■ Task to carry out ■
From the listing that follows, extract every line and set it down unaltered.

BEGIN

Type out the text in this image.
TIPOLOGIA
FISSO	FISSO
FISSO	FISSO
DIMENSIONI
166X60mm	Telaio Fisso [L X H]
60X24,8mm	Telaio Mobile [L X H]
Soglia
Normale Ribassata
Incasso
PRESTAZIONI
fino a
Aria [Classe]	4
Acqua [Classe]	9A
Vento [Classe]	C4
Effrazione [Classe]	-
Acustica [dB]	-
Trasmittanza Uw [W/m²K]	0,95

END

■ Exercise answer ■
Type out the text in this image.
TIPOLOGIA
FISSO	FISSO
FISSO	FISSO
DIMENSIONI
166X60mm	Telaio Fisso [L X H]
60X24,8mm	Telaio Mobile [L X H]
Soglia
Normale Ribassata
Incasso
PRESTAZIONI
fino a
Aria [Classe]	4
Acqua [Classe]	9A
Vento [Classe]	C4
Effrazione [Classe]	-
Acustica [dB]	-
Trasmittanza Uw [W/m²K]	0,95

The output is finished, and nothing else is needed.